-- start of Material for this exercise --

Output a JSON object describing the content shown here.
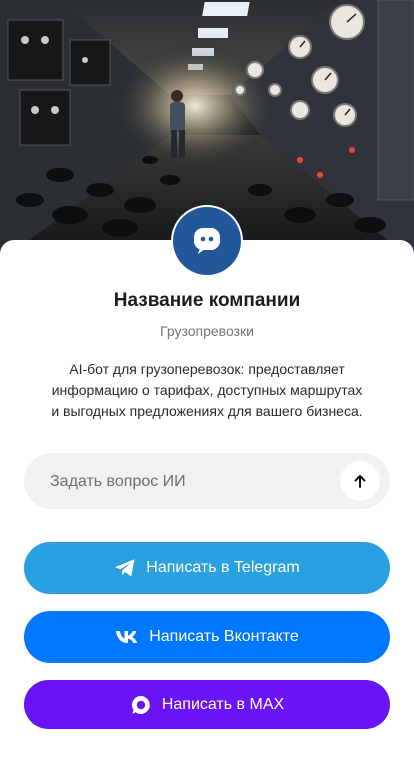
{
  "hero": {
    "image": "industrial control room with engineer"
  },
  "company": {
    "name": "Название компании",
    "category": "Грузопревозки",
    "description": "AI-бот для грузоперевозок: предоставляет информацию о тарифах, доступных маршрутах и выгодных предложениях для вашего бизнеса.",
    "avatar_icon": "chat-bot-icon"
  },
  "ask": {
    "placeholder": "Задать вопрос ИИ",
    "value": "",
    "send_icon": "arrow-up-icon"
  },
  "buttons": [
    {
      "label": "Написать в Telegram",
      "icon": "telegram-icon",
      "color": "#2aa0e0"
    },
    {
      "label": "Написать Вконтакте",
      "icon": "vk-icon",
      "color": "#0077ff"
    },
    {
      "label": "Написать в MAX",
      "icon": "max-icon",
      "color": "#6a13f5"
    }
  ],
  "colors": {
    "avatar": "#22589a",
    "input_bg": "#f1f1f2"
  }
}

-- end of Material for this exercise --

▶ _Objective_
In the data above, count the lines where the word "Написать" appears; reply with the number only.

▶ _Answer in full_
3